• INPUT ROWS:
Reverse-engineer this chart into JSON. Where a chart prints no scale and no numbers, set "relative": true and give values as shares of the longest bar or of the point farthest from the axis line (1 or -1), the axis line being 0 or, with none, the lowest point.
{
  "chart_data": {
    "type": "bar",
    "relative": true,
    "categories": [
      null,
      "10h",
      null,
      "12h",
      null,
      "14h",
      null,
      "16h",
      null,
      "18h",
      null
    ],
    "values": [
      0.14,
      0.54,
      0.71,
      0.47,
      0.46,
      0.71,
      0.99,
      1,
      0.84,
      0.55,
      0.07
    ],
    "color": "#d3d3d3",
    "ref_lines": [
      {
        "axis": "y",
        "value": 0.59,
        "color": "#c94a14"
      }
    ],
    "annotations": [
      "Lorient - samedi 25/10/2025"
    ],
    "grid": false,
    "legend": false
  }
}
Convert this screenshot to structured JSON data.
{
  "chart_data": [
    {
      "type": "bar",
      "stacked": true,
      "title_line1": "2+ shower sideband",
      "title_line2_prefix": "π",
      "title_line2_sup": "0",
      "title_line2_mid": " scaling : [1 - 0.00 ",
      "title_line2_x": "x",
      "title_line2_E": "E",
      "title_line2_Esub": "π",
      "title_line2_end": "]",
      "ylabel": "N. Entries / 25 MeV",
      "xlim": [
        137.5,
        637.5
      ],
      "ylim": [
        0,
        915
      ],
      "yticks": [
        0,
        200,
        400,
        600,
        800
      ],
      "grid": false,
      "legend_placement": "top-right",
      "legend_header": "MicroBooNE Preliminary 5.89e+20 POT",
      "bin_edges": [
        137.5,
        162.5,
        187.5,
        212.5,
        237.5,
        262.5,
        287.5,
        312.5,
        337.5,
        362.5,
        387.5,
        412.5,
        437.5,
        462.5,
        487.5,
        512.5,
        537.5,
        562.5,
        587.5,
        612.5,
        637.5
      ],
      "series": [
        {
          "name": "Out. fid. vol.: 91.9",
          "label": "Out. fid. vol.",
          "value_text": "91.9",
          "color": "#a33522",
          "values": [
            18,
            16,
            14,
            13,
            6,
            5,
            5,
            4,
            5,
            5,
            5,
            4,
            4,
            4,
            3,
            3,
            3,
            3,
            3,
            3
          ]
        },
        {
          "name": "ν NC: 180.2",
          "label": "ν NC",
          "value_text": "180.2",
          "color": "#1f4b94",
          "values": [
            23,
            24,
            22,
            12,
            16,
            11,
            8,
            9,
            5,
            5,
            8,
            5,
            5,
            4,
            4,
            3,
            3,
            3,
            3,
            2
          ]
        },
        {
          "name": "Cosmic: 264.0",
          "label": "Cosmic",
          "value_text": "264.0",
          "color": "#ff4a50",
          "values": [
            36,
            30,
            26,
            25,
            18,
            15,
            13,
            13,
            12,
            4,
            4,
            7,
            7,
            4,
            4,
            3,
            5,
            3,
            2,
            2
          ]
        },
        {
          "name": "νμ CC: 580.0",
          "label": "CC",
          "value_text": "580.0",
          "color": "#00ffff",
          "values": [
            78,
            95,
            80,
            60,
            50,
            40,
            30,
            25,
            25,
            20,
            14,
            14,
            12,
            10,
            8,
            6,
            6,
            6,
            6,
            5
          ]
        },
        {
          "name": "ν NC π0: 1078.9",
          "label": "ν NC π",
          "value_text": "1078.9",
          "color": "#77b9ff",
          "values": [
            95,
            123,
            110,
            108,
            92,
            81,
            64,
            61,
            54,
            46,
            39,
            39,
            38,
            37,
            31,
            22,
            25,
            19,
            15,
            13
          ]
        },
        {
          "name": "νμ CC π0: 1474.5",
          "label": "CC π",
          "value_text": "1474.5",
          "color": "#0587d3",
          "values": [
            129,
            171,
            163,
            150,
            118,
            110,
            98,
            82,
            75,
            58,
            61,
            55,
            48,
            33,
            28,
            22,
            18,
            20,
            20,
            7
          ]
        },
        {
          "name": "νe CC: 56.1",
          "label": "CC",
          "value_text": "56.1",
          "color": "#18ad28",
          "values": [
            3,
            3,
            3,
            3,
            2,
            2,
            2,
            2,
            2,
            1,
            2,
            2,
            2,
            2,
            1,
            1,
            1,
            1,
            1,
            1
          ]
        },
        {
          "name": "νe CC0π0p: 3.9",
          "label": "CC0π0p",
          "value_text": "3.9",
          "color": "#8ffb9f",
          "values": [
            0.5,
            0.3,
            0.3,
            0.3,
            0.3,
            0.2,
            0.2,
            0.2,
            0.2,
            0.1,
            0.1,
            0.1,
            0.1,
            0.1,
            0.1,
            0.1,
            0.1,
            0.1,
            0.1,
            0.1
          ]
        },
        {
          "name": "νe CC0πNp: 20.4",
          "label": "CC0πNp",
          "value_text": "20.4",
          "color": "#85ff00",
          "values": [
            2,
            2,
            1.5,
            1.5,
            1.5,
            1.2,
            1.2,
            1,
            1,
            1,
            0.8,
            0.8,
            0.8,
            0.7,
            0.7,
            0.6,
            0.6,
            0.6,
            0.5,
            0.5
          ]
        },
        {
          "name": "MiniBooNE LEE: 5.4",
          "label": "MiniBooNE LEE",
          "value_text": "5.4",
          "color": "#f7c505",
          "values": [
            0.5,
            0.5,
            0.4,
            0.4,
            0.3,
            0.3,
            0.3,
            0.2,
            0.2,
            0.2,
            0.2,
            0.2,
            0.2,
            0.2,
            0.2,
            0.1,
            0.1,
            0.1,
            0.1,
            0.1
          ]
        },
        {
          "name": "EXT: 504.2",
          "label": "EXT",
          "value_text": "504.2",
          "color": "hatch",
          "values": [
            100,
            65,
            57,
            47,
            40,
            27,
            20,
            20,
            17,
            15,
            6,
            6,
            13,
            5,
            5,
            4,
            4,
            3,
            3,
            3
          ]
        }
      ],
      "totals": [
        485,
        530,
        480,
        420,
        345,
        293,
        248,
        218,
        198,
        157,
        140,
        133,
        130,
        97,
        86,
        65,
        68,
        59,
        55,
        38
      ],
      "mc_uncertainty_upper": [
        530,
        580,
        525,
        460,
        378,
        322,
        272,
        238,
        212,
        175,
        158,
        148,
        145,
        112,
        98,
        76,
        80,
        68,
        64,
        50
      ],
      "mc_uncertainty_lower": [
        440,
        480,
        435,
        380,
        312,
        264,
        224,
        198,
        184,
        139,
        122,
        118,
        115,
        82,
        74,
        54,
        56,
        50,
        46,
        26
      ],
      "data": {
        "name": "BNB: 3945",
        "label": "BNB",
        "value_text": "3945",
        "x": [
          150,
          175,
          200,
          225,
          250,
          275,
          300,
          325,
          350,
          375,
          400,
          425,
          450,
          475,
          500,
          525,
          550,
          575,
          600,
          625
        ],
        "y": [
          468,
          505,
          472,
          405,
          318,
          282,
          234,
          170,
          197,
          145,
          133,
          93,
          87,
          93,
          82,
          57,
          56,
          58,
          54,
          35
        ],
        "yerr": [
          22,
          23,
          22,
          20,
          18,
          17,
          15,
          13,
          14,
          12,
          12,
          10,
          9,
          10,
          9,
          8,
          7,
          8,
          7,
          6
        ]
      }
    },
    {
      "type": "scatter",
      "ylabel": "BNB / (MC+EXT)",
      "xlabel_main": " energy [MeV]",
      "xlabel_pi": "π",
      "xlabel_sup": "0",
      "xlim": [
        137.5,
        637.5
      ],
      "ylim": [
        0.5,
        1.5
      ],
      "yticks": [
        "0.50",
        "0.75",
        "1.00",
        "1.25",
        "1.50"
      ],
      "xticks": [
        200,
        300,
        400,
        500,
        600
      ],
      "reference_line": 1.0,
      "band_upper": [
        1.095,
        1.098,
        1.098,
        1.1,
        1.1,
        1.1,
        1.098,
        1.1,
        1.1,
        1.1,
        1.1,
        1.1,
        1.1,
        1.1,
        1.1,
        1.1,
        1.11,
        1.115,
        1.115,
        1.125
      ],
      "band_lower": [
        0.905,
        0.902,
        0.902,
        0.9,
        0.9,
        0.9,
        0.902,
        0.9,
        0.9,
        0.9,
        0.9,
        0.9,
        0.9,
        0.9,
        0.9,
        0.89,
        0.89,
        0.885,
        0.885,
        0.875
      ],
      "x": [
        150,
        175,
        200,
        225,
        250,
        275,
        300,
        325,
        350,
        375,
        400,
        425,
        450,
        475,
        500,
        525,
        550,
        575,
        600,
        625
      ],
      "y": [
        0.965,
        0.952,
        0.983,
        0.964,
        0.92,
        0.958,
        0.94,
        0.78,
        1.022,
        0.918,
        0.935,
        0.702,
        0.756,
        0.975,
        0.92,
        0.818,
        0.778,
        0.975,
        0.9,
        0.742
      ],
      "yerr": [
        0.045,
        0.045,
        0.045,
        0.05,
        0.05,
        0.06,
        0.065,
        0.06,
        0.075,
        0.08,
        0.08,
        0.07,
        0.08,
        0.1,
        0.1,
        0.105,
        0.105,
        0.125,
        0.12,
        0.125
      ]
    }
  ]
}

• WHAT YOU SHOULD DO: Check each line of the records above for "JSON", and copy those that have it.

• EXERCISE OUTPUT:
Reverse-engineer this chart into JSON. Where a chart prints no scale and no numbers, set "relative": true and give values as shares of the longest bar or of the point farthest from the axis line (1 or -1), the axis line being 0 or, with none, the lowest point.
Convert this screenshot to structured JSON data.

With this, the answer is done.